— Task inputs —
◆ ◆ ◆ ◆ ◆ ◆ ◆

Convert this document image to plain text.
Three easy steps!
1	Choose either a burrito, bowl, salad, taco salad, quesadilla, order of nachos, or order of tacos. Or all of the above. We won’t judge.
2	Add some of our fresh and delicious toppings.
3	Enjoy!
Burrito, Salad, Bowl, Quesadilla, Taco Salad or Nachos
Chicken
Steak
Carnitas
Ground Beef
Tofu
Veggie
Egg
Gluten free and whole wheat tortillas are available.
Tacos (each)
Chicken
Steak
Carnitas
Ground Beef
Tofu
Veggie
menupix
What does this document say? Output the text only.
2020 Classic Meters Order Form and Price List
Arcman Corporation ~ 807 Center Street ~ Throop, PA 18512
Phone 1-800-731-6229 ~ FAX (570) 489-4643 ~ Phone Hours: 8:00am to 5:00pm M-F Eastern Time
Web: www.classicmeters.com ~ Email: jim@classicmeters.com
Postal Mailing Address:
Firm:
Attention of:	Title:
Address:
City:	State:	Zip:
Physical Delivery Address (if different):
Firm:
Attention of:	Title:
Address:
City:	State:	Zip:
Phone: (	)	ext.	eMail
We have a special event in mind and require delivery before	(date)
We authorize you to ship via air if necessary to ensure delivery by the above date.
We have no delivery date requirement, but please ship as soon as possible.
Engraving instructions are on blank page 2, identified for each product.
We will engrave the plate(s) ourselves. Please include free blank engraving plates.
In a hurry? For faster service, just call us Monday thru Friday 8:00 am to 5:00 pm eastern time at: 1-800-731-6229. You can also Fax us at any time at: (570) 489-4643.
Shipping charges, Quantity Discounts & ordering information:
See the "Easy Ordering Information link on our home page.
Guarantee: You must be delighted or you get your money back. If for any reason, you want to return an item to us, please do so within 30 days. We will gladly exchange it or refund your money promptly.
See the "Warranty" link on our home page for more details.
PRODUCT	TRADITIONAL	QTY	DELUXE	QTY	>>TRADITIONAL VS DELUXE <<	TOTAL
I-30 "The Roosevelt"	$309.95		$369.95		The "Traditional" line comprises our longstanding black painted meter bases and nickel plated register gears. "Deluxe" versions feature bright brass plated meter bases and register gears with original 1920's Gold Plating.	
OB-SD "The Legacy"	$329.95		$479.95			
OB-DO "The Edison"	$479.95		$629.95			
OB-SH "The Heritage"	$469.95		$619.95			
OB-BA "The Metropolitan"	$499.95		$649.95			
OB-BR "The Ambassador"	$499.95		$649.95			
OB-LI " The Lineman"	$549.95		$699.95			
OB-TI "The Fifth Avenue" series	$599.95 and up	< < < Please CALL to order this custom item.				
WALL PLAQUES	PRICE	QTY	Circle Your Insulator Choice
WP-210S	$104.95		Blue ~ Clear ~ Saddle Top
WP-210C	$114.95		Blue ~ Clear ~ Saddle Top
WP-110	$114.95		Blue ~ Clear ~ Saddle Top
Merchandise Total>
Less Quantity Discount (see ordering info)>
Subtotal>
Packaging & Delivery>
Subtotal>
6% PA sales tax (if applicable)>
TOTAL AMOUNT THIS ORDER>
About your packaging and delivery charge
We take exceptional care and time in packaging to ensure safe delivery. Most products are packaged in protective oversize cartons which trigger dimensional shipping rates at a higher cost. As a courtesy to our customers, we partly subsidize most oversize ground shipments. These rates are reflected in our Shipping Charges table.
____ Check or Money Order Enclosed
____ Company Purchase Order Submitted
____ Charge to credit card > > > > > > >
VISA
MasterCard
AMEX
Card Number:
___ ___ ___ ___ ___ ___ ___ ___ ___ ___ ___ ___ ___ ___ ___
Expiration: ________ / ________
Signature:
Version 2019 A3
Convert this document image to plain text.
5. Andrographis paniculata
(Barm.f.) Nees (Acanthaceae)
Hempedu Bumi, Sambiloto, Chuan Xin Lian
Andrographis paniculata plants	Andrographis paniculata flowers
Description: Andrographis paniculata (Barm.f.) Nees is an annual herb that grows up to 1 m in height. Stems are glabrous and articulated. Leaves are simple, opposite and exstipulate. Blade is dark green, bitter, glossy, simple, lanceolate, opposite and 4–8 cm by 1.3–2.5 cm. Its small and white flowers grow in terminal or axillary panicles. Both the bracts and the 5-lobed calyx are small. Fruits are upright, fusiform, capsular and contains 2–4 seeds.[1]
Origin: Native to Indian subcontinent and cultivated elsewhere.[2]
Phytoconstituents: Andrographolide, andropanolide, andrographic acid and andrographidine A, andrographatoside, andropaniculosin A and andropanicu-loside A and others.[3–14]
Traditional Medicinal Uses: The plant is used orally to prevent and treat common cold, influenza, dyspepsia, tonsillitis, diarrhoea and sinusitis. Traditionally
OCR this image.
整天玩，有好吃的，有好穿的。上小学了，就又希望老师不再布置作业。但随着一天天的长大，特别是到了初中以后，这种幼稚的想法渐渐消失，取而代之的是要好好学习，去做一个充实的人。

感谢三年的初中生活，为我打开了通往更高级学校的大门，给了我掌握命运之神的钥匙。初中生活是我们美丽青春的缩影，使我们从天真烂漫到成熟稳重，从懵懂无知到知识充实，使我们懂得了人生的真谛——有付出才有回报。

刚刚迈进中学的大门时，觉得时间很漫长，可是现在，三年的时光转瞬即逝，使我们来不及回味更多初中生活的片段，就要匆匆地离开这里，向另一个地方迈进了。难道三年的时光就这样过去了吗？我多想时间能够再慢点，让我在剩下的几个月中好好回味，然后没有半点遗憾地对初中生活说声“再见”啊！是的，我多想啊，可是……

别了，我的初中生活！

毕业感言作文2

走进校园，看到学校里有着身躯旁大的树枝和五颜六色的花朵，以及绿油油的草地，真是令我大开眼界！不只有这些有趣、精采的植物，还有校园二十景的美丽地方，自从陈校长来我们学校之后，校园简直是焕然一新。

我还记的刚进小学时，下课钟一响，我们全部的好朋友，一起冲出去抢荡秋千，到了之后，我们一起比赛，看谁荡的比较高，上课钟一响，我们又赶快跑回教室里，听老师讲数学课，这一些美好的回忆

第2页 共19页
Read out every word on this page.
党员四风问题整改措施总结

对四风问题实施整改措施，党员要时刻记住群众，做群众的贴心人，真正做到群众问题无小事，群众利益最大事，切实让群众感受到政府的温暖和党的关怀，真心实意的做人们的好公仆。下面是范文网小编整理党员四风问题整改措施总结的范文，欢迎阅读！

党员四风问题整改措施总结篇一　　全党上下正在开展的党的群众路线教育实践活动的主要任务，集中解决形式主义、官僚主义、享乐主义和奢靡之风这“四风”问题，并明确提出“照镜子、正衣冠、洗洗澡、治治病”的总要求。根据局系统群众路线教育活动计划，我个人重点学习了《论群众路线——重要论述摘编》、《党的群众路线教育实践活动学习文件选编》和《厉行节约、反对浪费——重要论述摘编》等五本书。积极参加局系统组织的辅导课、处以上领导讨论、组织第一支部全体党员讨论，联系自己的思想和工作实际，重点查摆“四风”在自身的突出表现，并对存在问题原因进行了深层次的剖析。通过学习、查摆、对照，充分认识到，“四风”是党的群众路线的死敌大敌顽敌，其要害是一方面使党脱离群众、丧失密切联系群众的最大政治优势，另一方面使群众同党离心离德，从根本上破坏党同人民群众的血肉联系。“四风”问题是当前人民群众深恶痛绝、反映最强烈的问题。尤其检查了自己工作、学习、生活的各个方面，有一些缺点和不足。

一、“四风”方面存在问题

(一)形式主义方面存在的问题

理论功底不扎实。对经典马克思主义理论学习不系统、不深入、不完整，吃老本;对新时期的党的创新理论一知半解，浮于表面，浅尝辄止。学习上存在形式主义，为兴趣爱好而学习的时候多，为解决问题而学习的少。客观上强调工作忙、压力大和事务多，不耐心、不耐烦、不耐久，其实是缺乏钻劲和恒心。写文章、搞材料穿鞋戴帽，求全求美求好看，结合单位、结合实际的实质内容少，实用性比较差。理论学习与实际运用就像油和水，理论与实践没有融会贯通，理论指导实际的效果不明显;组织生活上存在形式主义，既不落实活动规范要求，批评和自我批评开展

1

◆ ◆ ◆ ◆ ◆ ◆ ◆

— Task objective —
In the listing, find all lines with the string "will" and copy them.

— Complete output —
We will engrave the plate(s) ourselves. Please include free blank engraving plates.
Guarantee: You must be delighted or you get your money back. If for any reason, you want to return an item to us, please do so within 30 days. We will gladly exchange it or refund your money promptly.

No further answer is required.